What the task asks
Extract the data exactly, missing nothing.

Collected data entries
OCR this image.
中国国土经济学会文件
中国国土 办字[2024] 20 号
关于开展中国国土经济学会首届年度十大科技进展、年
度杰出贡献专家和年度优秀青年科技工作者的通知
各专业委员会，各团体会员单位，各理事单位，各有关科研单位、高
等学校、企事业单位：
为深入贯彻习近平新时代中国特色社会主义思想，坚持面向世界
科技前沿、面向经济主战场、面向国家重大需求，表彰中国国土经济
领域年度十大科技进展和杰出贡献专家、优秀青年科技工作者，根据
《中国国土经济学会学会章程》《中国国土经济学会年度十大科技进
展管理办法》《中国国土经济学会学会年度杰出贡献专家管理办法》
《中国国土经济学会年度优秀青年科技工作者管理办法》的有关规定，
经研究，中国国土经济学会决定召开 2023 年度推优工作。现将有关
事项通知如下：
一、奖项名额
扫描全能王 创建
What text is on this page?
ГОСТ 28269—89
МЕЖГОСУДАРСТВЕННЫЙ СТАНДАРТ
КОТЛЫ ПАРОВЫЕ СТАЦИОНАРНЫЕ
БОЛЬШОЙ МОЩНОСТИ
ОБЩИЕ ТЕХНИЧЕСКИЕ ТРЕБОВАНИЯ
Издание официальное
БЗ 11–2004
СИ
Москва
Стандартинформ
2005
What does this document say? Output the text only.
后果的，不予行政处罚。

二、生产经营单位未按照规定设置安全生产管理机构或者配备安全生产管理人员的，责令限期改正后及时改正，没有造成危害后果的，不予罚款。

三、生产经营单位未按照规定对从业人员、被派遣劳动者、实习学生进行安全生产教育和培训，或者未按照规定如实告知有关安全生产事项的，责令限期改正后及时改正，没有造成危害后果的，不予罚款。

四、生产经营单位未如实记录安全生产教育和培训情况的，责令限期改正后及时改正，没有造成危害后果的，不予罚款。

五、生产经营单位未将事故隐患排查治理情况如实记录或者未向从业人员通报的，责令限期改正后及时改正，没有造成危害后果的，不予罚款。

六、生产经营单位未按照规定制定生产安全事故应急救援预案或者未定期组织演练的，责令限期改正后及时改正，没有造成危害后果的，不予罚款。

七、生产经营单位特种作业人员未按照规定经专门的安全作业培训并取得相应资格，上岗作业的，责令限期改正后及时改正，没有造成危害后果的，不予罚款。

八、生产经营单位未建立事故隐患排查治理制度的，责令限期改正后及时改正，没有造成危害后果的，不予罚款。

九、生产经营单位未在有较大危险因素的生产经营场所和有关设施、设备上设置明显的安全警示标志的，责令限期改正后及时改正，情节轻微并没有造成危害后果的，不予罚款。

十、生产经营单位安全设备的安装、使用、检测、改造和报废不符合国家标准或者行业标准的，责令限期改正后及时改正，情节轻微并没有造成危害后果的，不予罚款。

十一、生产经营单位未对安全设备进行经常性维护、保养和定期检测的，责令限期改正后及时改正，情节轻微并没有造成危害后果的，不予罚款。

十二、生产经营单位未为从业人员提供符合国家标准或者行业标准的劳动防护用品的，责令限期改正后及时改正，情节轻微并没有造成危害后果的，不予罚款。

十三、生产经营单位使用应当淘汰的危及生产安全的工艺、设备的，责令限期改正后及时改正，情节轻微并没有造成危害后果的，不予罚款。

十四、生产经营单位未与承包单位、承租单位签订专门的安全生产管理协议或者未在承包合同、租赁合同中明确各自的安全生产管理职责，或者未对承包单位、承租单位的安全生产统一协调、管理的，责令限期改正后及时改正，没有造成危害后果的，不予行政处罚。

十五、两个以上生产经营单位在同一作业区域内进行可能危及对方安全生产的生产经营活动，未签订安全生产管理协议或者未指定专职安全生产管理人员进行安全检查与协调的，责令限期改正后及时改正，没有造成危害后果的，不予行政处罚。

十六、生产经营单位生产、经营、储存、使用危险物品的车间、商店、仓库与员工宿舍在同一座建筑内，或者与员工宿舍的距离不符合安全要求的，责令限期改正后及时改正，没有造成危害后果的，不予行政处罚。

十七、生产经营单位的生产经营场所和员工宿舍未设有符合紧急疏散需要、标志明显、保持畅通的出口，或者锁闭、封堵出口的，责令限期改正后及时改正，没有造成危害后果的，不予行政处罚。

Expected answer
OCR this image.
中国国土经济学会文件
中国国土 办字[2024] 20 号
关于开展中国国土经济学会首届年度十大科技进展、年
度杰出贡献专家和年度优秀青年科技工作者的通知
各专业委员会，各团体会员单位，各理事单位，各有关科研单位、高
等学校、企事业单位：
为深入贯彻习近平新时代中国特色社会主义思想，坚持面向世界
科技前沿、面向经济主战场、面向国家重大需求，表彰中国国土经济
领域年度十大科技进展和杰出贡献专家、优秀青年科技工作者，根据
《中国国土经济学会学会章程》《中国国土经济学会年度十大科技进
展管理办法》《中国国土经济学会学会年度杰出贡献专家管理办法》
《中国国土经济学会年度优秀青年科技工作者管理办法》的有关规定，
经研究，中国国土经济学会决定召开 2023 年度推优工作。现将有关
事项通知如下：
一、奖项名额
扫描全能王 创建
What text is on this page?
ГОСТ 28269—89
МЕЖГОСУДАРСТВЕННЫЙ СТАНДАРТ
КОТЛЫ ПАРОВЫЕ СТАЦИОНАРНЫЕ
БОЛЬШОЙ МОЩНОСТИ
ОБЩИЕ ТЕХНИЧЕСКИЕ ТРЕБОВАНИЯ
Издание официальное
БЗ 11–2004
СИ
Москва
Стандартинформ
2005
What does this document say? Output the text only.
后果的，不予行政处罚。

二、生产经营单位未按照规定设置安全生产管理机构或者配备安全生产管理人员的，责令限期改正后及时改正，没有造成危害后果的，不予罚款。

三、生产经营单位未按照规定对从业人员、被派遣劳动者、实习学生进行安全生产教育和培训，或者未按照规定如实告知有关安全生产事项的，责令限期改正后及时改正，没有造成危害后果的，不予罚款。

四、生产经营单位未如实记录安全生产教育和培训情况的，责令限期改正后及时改正，没有造成危害后果的，不予罚款。

五、生产经营单位未将事故隐患排查治理情况如实记录或者未向从业人员通报的，责令限期改正后及时改正，没有造成危害后果的，不予罚款。

六、生产经营单位未按照规定制定生产安全事故应急救援预案或者未定期组织演练的，责令限期改正后及时改正，没有造成危害后果的，不予罚款。

七、生产经营单位特种作业人员未按照规定经专门的安全作业培训并取得相应资格，上岗作业的，责令限期改正后及时改正，没有造成危害后果的，不予罚款。

八、生产经营单位未建立事故隐患排查治理制度的，责令限期改正后及时改正，没有造成危害后果的，不予罚款。

九、生产经营单位未在有较大危险因素的生产经营场所和有关设施、设备上设置明显的安全警示标志的，责令限期改正后及时改正，情节轻微并没有造成危害后果的，不予罚款。

十、生产经营单位安全设备的安装、使用、检测、改造和报废不符合国家标准或者行业标准的，责令限期改正后及时改正，情节轻微并没有造成危害后果的，不予罚款。

十一、生产经营单位未对安全设备进行经常性维护、保养和定期检测的，责令限期改正后及时改正，情节轻微并没有造成危害后果的，不予罚款。

十二、生产经营单位未为从业人员提供符合国家标准或者行业标准的劳动防护用品的，责令限期改正后及时改正，情节轻微并没有造成危害后果的，不予罚款。

十三、生产经营单位使用应当淘汰的危及生产安全的工艺、设备的，责令限期改正后及时改正，情节轻微并没有造成危害后果的，不予罚款。

十四、生产经营单位未与承包单位、承租单位签订专门的安全生产管理协议或者未在承包合同、租赁合同中明确各自的安全生产管理职责，或者未对承包单位、承租单位的安全生产统一协调、管理的，责令限期改正后及时改正，没有造成危害后果的，不予行政处罚。

十五、两个以上生产经营单位在同一作业区域内进行可能危及对方安全生产的生产经营活动，未签订安全生产管理协议或者未指定专职安全生产管理人员进行安全检查与协调的，责令限期改正后及时改正，没有造成危害后果的，不予行政处罚。

十六、生产经营单位生产、经营、储存、使用危险物品的车间、商店、仓库与员工宿舍在同一座建筑内，或者与员工宿舍的距离不符合安全要求的，责令限期改正后及时改正，没有造成危害后果的，不予行政处罚。

十七、生产经营单位的生产经营场所和员工宿舍未设有符合紧急疏散需要、标志明显、保持畅通的出口，或者锁闭、封堵出口的，责令限期改正后及时改正，没有造成危害后果的，不予行政处罚。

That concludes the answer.